- **YOUR TASK**
Copy every line of the listing exactly.

>> Begin

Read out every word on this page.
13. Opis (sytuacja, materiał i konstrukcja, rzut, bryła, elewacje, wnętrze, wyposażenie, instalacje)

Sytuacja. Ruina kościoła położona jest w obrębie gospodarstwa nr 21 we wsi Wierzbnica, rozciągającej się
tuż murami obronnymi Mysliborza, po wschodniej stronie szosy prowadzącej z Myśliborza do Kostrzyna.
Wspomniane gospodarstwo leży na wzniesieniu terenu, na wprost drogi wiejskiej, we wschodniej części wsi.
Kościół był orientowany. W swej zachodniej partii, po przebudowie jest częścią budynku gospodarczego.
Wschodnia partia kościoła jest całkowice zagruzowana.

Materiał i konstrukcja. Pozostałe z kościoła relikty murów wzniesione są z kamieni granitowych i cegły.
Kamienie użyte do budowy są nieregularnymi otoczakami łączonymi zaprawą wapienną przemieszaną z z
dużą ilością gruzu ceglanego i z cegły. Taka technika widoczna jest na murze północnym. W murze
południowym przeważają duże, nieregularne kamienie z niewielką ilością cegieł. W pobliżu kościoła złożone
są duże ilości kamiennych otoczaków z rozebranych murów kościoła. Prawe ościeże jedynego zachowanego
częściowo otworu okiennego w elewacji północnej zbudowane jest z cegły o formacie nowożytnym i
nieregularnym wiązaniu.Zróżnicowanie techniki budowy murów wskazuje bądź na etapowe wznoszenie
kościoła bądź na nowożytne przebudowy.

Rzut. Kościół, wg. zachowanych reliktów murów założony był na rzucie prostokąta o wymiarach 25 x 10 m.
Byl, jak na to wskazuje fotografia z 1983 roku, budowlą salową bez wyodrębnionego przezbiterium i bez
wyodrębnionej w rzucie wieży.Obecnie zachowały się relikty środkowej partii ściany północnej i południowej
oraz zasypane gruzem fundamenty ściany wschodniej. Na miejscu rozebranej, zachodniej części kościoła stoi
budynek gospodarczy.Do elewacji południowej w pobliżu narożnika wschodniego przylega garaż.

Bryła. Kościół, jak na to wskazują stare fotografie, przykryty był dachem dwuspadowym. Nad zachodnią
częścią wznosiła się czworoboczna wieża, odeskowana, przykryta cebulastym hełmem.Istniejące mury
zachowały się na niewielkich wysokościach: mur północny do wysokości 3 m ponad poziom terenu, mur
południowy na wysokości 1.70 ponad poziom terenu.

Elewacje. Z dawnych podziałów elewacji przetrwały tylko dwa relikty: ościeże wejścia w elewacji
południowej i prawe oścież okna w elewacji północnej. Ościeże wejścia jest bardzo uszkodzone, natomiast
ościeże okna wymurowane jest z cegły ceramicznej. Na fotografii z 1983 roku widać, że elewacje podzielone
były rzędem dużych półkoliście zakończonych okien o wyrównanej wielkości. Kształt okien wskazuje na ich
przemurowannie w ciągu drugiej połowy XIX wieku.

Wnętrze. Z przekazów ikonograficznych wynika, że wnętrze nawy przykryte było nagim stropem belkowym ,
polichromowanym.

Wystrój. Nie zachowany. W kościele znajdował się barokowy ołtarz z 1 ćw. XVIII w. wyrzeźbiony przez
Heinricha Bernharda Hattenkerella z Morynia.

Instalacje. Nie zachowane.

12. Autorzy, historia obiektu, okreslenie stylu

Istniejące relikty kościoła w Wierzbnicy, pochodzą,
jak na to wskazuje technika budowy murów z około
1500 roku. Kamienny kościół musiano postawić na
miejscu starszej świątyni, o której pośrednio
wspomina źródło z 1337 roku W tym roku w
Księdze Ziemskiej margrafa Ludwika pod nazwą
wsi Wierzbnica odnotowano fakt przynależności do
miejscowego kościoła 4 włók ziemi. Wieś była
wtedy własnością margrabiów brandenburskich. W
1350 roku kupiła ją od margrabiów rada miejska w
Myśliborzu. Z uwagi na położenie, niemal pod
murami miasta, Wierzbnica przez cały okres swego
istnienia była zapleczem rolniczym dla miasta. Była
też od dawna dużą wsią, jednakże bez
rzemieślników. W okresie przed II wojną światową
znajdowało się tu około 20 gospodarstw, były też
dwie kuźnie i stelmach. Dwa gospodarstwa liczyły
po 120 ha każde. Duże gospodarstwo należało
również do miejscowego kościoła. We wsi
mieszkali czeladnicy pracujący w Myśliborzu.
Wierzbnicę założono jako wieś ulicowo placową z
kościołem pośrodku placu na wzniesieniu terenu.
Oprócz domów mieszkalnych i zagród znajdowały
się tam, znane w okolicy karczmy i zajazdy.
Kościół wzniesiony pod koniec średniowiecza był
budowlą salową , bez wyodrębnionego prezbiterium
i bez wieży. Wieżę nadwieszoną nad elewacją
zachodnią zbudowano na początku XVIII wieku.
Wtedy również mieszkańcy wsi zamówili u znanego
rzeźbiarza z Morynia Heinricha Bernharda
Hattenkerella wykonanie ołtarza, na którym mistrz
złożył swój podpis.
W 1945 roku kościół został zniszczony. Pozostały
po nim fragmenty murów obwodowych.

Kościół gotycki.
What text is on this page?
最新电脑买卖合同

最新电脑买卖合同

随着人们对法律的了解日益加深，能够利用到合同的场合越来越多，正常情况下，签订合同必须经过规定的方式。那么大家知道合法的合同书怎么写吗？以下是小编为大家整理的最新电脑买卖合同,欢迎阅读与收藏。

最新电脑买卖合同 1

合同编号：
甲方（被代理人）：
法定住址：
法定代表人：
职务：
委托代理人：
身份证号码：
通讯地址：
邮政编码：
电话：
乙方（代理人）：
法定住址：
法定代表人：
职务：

>> End

- **COMPLETE RESPONSE**
Read out every word on this page.
13. Opis (sytuacja, materiał i konstrukcja, rzut, bryła, elewacje, wnętrze, wyposażenie, instalacje)

Sytuacja. Ruina kościoła położona jest w obrębie gospodarstwa nr 21 we wsi Wierzbnica, rozciągającej się
tuż murami obronnymi Mysliborza, po wschodniej stronie szosy prowadzącej z Myśliborza do Kostrzyna.
Wspomniane gospodarstwo leży na wzniesieniu terenu, na wprost drogi wiejskiej, we wschodniej części wsi.
Kościół był orientowany. W swej zachodniej partii, po przebudowie jest częścią budynku gospodarczego.
Wschodnia partia kościoła jest całkowice zagruzowana.

Materiał i konstrukcja. Pozostałe z kościoła relikty murów wzniesione są z kamieni granitowych i cegły.
Kamienie użyte do budowy są nieregularnymi otoczakami łączonymi zaprawą wapienną przemieszaną z z
dużą ilością gruzu ceglanego i z cegły. Taka technika widoczna jest na murze północnym. W murze
południowym przeważają duże, nieregularne kamienie z niewielką ilością cegieł. W pobliżu kościoła złożone
są duże ilości kamiennych otoczaków z rozebranych murów kościoła. Prawe ościeże jedynego zachowanego
częściowo otworu okiennego w elewacji północnej zbudowane jest z cegły o formacie nowożytnym i
nieregularnym wiązaniu.Zróżnicowanie techniki budowy murów wskazuje bądź na etapowe wznoszenie
kościoła bądź na nowożytne przebudowy.

Rzut. Kościół, wg. zachowanych reliktów murów założony był na rzucie prostokąta o wymiarach 25 x 10 m.
Byl, jak na to wskazuje fotografia z 1983 roku, budowlą salową bez wyodrębnionego przezbiterium i bez
wyodrębnionej w rzucie wieży.Obecnie zachowały się relikty środkowej partii ściany północnej i południowej
oraz zasypane gruzem fundamenty ściany wschodniej. Na miejscu rozebranej, zachodniej części kościoła stoi
budynek gospodarczy.Do elewacji południowej w pobliżu narożnika wschodniego przylega garaż.

Bryła. Kościół, jak na to wskazują stare fotografie, przykryty był dachem dwuspadowym. Nad zachodnią
częścią wznosiła się czworoboczna wieża, odeskowana, przykryta cebulastym hełmem.Istniejące mury
zachowały się na niewielkich wysokościach: mur północny do wysokości 3 m ponad poziom terenu, mur
południowy na wysokości 1.70 ponad poziom terenu.

Elewacje. Z dawnych podziałów elewacji przetrwały tylko dwa relikty: ościeże wejścia w elewacji
południowej i prawe oścież okna w elewacji północnej. Ościeże wejścia jest bardzo uszkodzone, natomiast
ościeże okna wymurowane jest z cegły ceramicznej. Na fotografii z 1983 roku widać, że elewacje podzielone
były rzędem dużych półkoliście zakończonych okien o wyrównanej wielkości. Kształt okien wskazuje na ich
przemurowannie w ciągu drugiej połowy XIX wieku.

Wnętrze. Z przekazów ikonograficznych wynika, że wnętrze nawy przykryte było nagim stropem belkowym ,
polichromowanym.

Wystrój. Nie zachowany. W kościele znajdował się barokowy ołtarz z 1 ćw. XVIII w. wyrzeźbiony przez
Heinricha Bernharda Hattenkerella z Morynia.

Instalacje. Nie zachowane.

12. Autorzy, historia obiektu, okreslenie stylu

Istniejące relikty kościoła w Wierzbnicy, pochodzą,
jak na to wskazuje technika budowy murów z około
1500 roku. Kamienny kościół musiano postawić na
miejscu starszej świątyni, o której pośrednio
wspomina źródło z 1337 roku W tym roku w
Księdze Ziemskiej margrafa Ludwika pod nazwą
wsi Wierzbnica odnotowano fakt przynależności do
miejscowego kościoła 4 włók ziemi. Wieś była
wtedy własnością margrabiów brandenburskich. W
1350 roku kupiła ją od margrabiów rada miejska w
Myśliborzu. Z uwagi na położenie, niemal pod
murami miasta, Wierzbnica przez cały okres swego
istnienia była zapleczem rolniczym dla miasta. Była
też od dawna dużą wsią, jednakże bez
rzemieślników. W okresie przed II wojną światową
znajdowało się tu około 20 gospodarstw, były też
dwie kuźnie i stelmach. Dwa gospodarstwa liczyły
po 120 ha każde. Duże gospodarstwo należało
również do miejscowego kościoła. We wsi
mieszkali czeladnicy pracujący w Myśliborzu.
Wierzbnicę założono jako wieś ulicowo placową z
kościołem pośrodku placu na wzniesieniu terenu.
Oprócz domów mieszkalnych i zagród znajdowały
się tam, znane w okolicy karczmy i zajazdy.
Kościół wzniesiony pod koniec średniowiecza był
budowlą salową , bez wyodrębnionego prezbiterium
i bez wieży. Wieżę nadwieszoną nad elewacją
zachodnią zbudowano na początku XVIII wieku.
Wtedy również mieszkańcy wsi zamówili u znanego
rzeźbiarza z Morynia Heinricha Bernharda
Hattenkerella wykonanie ołtarza, na którym mistrz
złożył swój podpis.
W 1945 roku kościół został zniszczony. Pozostały
po nim fragmenty murów obwodowych.

Kościół gotycki.
What text is on this page?
最新电脑买卖合同

最新电脑买卖合同

随着人们对法律的了解日益加深，能够利用到合同的场合越来越多，正常情况下，签订合同必须经过规定的方式。那么大家知道合法的合同书怎么写吗？以下是小编为大家整理的最新电脑买卖合同,欢迎阅读与收藏。

最新电脑买卖合同 1

合同编号：
甲方（被代理人）：
法定住址：
法定代表人：
职务：
委托代理人：
身份证号码：
通讯地址：
邮政编码：
电话：
乙方（代理人）：
法定住址：
法定代表人：
职务：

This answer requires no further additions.